## Aim of the task
Could you render every line of the records below as a JSON list of strings, with one string per line and blank lines left out?

## Exercise input
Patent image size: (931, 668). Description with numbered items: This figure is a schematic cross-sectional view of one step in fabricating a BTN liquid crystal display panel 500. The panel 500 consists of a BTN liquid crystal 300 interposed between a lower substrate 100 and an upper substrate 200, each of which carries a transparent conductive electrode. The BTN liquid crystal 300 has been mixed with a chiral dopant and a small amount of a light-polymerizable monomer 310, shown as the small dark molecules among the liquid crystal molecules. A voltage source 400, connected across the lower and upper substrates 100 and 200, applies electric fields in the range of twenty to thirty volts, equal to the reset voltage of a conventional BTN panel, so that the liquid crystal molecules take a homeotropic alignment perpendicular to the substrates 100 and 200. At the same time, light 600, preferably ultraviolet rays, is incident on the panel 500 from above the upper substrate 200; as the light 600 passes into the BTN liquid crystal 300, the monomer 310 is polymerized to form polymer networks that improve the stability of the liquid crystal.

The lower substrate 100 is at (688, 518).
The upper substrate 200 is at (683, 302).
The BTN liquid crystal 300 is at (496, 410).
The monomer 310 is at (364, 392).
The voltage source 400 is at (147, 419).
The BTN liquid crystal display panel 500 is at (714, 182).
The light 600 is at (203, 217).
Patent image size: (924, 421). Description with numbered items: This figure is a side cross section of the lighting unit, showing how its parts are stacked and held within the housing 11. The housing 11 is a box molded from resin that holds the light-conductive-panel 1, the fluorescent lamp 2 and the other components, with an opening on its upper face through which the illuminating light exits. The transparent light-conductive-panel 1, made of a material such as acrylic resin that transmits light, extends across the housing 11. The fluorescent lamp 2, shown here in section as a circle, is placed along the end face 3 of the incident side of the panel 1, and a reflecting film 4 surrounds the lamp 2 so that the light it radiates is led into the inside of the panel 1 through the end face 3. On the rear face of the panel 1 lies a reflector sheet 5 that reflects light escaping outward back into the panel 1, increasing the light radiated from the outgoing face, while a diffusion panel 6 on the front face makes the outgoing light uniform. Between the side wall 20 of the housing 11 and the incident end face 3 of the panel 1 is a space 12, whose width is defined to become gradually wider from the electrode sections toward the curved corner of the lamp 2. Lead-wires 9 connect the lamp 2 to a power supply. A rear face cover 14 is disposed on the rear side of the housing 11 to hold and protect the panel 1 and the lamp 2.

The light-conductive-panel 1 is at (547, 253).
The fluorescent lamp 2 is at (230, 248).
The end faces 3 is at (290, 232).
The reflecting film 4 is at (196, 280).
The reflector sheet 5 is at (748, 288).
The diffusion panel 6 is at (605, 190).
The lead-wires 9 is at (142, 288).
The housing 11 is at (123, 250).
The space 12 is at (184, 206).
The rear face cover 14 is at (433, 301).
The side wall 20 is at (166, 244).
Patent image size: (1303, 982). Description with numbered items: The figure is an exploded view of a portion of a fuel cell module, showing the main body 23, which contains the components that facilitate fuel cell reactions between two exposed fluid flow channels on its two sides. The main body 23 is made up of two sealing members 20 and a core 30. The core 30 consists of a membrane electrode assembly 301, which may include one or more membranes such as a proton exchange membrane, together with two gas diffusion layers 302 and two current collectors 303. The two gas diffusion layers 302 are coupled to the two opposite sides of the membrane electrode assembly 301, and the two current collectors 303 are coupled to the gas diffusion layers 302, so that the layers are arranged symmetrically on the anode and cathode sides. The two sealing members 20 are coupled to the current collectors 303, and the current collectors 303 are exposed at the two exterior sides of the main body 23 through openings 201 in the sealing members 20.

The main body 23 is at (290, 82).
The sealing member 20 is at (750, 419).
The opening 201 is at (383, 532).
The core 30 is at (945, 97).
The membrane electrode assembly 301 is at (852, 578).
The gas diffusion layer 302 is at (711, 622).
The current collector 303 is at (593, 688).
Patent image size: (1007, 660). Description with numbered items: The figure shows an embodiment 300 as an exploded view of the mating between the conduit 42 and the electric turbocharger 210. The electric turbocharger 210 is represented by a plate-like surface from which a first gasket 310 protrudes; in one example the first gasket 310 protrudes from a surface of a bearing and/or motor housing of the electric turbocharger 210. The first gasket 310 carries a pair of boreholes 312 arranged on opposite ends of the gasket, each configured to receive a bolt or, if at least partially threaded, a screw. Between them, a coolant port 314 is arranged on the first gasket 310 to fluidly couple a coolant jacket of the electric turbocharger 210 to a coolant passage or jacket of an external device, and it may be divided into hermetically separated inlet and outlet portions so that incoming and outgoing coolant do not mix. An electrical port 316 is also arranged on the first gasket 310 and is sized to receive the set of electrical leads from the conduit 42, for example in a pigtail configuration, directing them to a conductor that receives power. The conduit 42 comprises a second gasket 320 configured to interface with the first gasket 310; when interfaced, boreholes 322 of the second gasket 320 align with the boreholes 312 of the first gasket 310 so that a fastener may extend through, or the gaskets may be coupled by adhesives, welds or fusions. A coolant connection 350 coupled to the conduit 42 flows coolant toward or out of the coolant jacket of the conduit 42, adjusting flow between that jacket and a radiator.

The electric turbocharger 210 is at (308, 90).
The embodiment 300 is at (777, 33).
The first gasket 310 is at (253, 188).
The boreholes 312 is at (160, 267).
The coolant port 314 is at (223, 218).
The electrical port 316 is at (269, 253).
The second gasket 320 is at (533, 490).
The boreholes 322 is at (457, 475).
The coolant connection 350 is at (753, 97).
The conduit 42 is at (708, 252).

## Answer in full
[
  "Patent image size: (931, 668). Description with numbered items: This figure is a schematic cross-sectional view of one step in fabricating a BTN liquid crystal display panel 500. The panel 500 consists of a BTN liquid crystal 300 interposed between a lower substrate 100 and an upper substrate 200, each of which carries a transparent conductive electrode. The BTN liquid crystal 300 has been mixed with a chiral dopant and a small amount of a light-polymerizable monomer 310, shown as the small dark molecules among the liquid crystal molecules. A voltage source 400, connected across the lower and upper substrates 100 and 200, applies electric fields in the range of twenty to thirty volts, equal to the reset voltage of a conventional BTN panel, so that the liquid crystal molecules take a homeotropic alignment perpendicular to the substrates 100 and 200. At the same time, light 600, preferably ultraviolet rays, is incident on the panel 500 from above the upper substrate 200; as the light 600 passes into the BTN liquid crystal 300, the monomer 310 is polymerized to form polymer networks that improve the stability of the liquid crystal.",
  "The lower substrate 100 is at (688, 518).",
  "The upper substrate 200 is at (683, 302).",
  "The BTN liquid crystal 300 is at (496, 410).",
  "The monomer 310 is at (364, 392).",
  "The voltage source 400 is at (147, 419).",
  "The BTN liquid crystal display panel 500 is at (714, 182).",
  "The light 600 is at (203, 217).",
  "Patent image size: (924, 421). Description with numbered items: This figure is a side cross section of the lighting unit, showing how its parts are stacked and held within the housing 11. The housing 11 is a box molded from resin that holds the light-conductive-panel 1, the fluorescent lamp 2 and the other components, with an opening on its upper face through which the illuminating light exits. The transparent light-conductive-panel 1, made of a material such as acrylic resin that transmits light, extends across the housing 11. The fluorescent lamp 2, shown here in section as a circle, is placed along the end face 3 of the incident side of the panel 1, and a reflecting film 4 surrounds the lamp 2 so that the light it radiates is led into the inside of the panel 1 through the end face 3. On the rear face of the panel 1 lies a reflector sheet 5 that reflects light escaping outward back into the panel 1, increasing the light radiated from the outgoing face, while a diffusion panel 6 on the front face makes the outgoing light uniform. Between the side wall 20 of the housing 11 and the incident end face 3 of the panel 1 is a space 12, whose width is defined to become gradually wider from the electrode sections toward the curved corner of the lamp 2. Lead-wires 9 connect the lamp 2 to a power supply. A rear face cover 14 is disposed on the rear side of the housing 11 to hold and protect the panel 1 and the lamp 2.",
  "The light-conductive-panel 1 is at (547, 253).",
  "The fluorescent lamp 2 is at (230, 248).",
  "The end faces 3 is at (290, 232).",
  "The reflecting film 4 is at (196, 280).",
  "The reflector sheet 5 is at (748, 288).",
  "The diffusion panel 6 is at (605, 190).",
  "The lead-wires 9 is at (142, 288).",
  "The housing 11 is at (123, 250).",
  "The space 12 is at (184, 206).",
  "The rear face cover 14 is at (433, 301).",
  "The side wall 20 is at (166, 244).",
  "Patent image size: (1303, 982). Description with numbered items: The figure is an exploded view of a portion of a fuel cell module, showing the main body 23, which contains the components that facilitate fuel cell reactions between two exposed fluid flow channels on its two sides. The main body 23 is made up of two sealing members 20 and a core 30. The core 30 consists of a membrane electrode assembly 301, which may include one or more membranes such as a proton exchange membrane, together with two gas diffusion layers 302 and two current collectors 303. The two gas diffusion layers 302 are coupled to the two opposite sides of the membrane electrode assembly 301, and the two current collectors 303 are coupled to the gas diffusion layers 302, so that the layers are arranged symmetrically on the anode and cathode sides. The two sealing members 20 are coupled to the current collectors 303, and the current collectors 303 are exposed at the two exterior sides of the main body 23 through openings 201 in the sealing members 20.",
  "The main body 23 is at (290, 82).",
  "The sealing member 20 is at (750, 419).",
  "The opening 201 is at (383, 532).",
  "The core 30 is at (945, 97).",
  "The membrane electrode assembly 301 is at (852, 578).",
  "The gas diffusion layer 302 is at (711, 622).",
  "The current collector 303 is at (593, 688).",
  "Patent image size: (1007, 660). Description with numbered items: The figure shows an embodiment 300 as an exploded view of the mating between the conduit 42 and the electric turbocharger 210. The electric turbocharger 210 is represented by a plate-like surface from which a first gasket 310 protrudes; in one example the first gasket 310 protrudes from a surface of a bearing and/or motor housing of the electric turbocharger 210. The first gasket 310 carries a pair of boreholes 312 arranged on opposite ends of the gasket, each configured to receive a bolt or, if at least partially threaded, a screw. Between them, a coolant port 314 is arranged on the first gasket 310 to fluidly couple a coolant jacket of the electric turbocharger 210 to a coolant passage or jacket of an external device, and it may be divided into hermetically separated inlet and outlet portions so that incoming and outgoing coolant do not mix. An electrical port 316 is also arranged on the first gasket 310 and is sized to receive the set of electrical leads from the conduit 42, for example in a pigtail configuration, directing them to a conductor that receives power. The conduit 42 comprises a second gasket 320 configured to interface with the first gasket 310; when interfaced, boreholes 322 of the second gasket 320 align with the boreholes 312 of the first gasket 310 so that a fastener may extend through, or the gaskets may be coupled by adhesives, welds or fusions. A coolant connection 350 coupled to the conduit 42 flows coolant toward or out of the coolant jacket of the conduit 42, adjusting flow between that jacket and a radiator.",
  "The electric turbocharger 210 is at (308, 90).",
  "The embodiment 300 is at (777, 33).",
  "The first gasket 310 is at (253, 188).",
  "The boreholes 312 is at (160, 267).",
  "The coolant port 314 is at (223, 218).",
  "The electrical port 316 is at (269, 253).",
  "The second gasket 320 is at (533, 490).",
  "The boreholes 322 is at (457, 475).",
  "The coolant connection 350 is at (753, 97).",
  "The conduit 42 is at (708, 252)."
]